**GIVEN REQUEST**
Return all entries precisely as they stand, without the images.

## START DATASET EXCERPTS

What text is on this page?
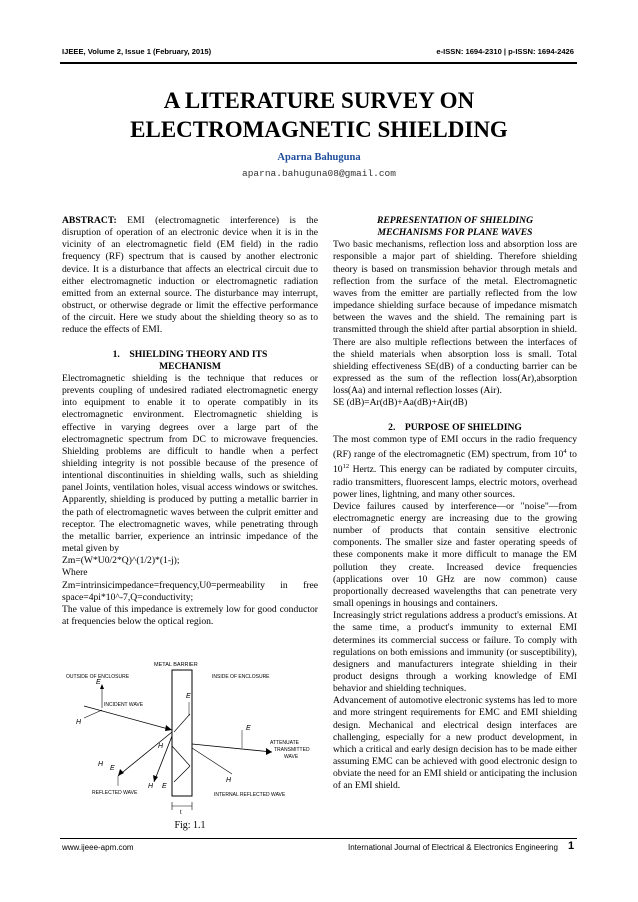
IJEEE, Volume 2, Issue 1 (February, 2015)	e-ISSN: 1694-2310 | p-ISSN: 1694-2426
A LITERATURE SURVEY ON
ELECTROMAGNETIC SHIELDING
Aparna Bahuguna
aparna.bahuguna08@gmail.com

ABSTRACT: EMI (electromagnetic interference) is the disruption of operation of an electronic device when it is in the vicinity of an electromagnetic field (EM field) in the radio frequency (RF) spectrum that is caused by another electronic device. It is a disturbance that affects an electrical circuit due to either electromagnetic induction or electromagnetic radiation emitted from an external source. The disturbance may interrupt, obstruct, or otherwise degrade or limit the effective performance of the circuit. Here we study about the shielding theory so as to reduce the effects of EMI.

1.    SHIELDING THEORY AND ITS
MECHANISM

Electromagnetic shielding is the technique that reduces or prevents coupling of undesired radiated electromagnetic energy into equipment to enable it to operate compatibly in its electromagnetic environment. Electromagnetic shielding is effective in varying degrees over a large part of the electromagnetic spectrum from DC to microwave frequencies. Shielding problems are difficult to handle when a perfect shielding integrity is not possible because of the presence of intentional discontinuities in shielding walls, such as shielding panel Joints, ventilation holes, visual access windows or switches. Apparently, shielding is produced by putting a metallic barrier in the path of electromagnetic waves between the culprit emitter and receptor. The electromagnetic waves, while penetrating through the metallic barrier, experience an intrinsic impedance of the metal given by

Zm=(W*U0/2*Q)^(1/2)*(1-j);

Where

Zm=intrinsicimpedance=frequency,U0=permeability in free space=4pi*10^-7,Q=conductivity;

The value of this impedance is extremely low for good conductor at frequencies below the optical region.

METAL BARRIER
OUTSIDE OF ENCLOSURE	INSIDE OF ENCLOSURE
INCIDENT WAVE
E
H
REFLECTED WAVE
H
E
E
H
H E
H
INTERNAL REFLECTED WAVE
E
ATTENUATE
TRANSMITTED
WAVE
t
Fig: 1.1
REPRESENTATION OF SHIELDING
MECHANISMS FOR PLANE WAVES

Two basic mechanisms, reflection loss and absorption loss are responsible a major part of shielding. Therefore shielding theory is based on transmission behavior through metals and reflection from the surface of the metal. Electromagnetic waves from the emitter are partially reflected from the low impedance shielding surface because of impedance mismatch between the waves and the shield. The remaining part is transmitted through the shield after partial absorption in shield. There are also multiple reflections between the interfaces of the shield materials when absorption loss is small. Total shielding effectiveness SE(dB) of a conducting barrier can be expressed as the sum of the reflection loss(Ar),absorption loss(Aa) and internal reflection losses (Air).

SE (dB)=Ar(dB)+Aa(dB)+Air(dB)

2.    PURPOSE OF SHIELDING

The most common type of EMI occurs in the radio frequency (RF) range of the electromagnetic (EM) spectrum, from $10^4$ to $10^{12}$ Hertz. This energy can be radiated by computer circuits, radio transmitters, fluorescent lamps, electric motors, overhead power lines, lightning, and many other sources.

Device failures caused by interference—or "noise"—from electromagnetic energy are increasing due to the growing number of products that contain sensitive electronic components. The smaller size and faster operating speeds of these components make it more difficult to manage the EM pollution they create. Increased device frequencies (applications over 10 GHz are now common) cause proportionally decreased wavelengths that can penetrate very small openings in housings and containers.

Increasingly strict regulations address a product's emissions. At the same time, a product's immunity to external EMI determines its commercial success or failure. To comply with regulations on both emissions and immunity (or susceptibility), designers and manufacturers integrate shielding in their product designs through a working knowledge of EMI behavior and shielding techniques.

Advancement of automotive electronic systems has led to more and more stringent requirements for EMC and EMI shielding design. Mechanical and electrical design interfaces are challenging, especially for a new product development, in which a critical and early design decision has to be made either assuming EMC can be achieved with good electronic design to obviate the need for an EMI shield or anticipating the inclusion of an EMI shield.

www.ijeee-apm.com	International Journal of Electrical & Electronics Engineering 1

## END DATASET EXCERPTS

**EXPECTED OUTPUT**
What text is on this page?
IJEEE, Volume 2, Issue 1 (February, 2015)	e-ISSN: 1694-2310 | p-ISSN: 1694-2426
A LITERATURE SURVEY ON
ELECTROMAGNETIC SHIELDING
Aparna Bahuguna
aparna.bahuguna08@gmail.com

ABSTRACT: EMI (electromagnetic interference) is the disruption of operation of an electronic device when it is in the vicinity of an electromagnetic field (EM field) in the radio frequency (RF) spectrum that is caused by another electronic device. It is a disturbance that affects an electrical circuit due to either electromagnetic induction or electromagnetic radiation emitted from an external source. The disturbance may interrupt, obstruct, or otherwise degrade or limit the effective performance of the circuit. Here we study about the shielding theory so as to reduce the effects of EMI.

1.    SHIELDING THEORY AND ITS
MECHANISM

Electromagnetic shielding is the technique that reduces or prevents coupling of undesired radiated electromagnetic energy into equipment to enable it to operate compatibly in its electromagnetic environment. Electromagnetic shielding is effective in varying degrees over a large part of the electromagnetic spectrum from DC to microwave frequencies. Shielding problems are difficult to handle when a perfect shielding integrity is not possible because of the presence of intentional discontinuities in shielding walls, such as shielding panel Joints, ventilation holes, visual access windows or switches. Apparently, shielding is produced by putting a metallic barrier in the path of electromagnetic waves between the culprit emitter and receptor. The electromagnetic waves, while penetrating through the metallic barrier, experience an intrinsic impedance of the metal given by

Zm=(W*U0/2*Q)^(1/2)*(1-j);

Where

Zm=intrinsicimpedance=frequency,U0=permeability in free space=4pi*10^-7,Q=conductivity;

The value of this impedance is extremely low for good conductor at frequencies below the optical region.

METAL BARRIER
OUTSIDE OF ENCLOSURE	INSIDE OF ENCLOSURE
INCIDENT WAVE
E
H
REFLECTED WAVE
H
E
E
H
H E
H
INTERNAL REFLECTED WAVE
E
ATTENUATE
TRANSMITTED
WAVE
t
Fig: 1.1
REPRESENTATION OF SHIELDING
MECHANISMS FOR PLANE WAVES

Two basic mechanisms, reflection loss and absorption loss are responsible a major part of shielding. Therefore shielding theory is based on transmission behavior through metals and reflection from the surface of the metal. Electromagnetic waves from the emitter are partially reflected from the low impedance shielding surface because of impedance mismatch between the waves and the shield. The remaining part is transmitted through the shield after partial absorption in shield. There are also multiple reflections between the interfaces of the shield materials when absorption loss is small. Total shielding effectiveness SE(dB) of a conducting barrier can be expressed as the sum of the reflection loss(Ar),absorption loss(Aa) and internal reflection losses (Air).

SE (dB)=Ar(dB)+Aa(dB)+Air(dB)

2.    PURPOSE OF SHIELDING

The most common type of EMI occurs in the radio frequency (RF) range of the electromagnetic (EM) spectrum, from $10^4$ to $10^{12}$ Hertz. This energy can be radiated by computer circuits, radio transmitters, fluorescent lamps, electric motors, overhead power lines, lightning, and many other sources.

Device failures caused by interference—or "noise"—from electromagnetic energy are increasing due to the growing number of products that contain sensitive electronic components. The smaller size and faster operating speeds of these components make it more difficult to manage the EM pollution they create. Increased device frequencies (applications over 10 GHz are now common) cause proportionally decreased wavelengths that can penetrate very small openings in housings and containers.

Increasingly strict regulations address a product's emissions. At the same time, a product's immunity to external EMI determines its commercial success or failure. To comply with regulations on both emissions and immunity (or susceptibility), designers and manufacturers integrate shielding in their product designs through a working knowledge of EMI behavior and shielding techniques.

Advancement of automotive electronic systems has led to more and more stringent requirements for EMC and EMI shielding design. Mechanical and electrical design interfaces are challenging, especially for a new product development, in which a critical and early design decision has to be made either assuming EMC can be achieved with good electronic design to obviate the need for an EMI shield or anticipating the inclusion of an EMI shield.

www.ijeee-apm.com	International Journal of Electrical & Electronics Engineering 1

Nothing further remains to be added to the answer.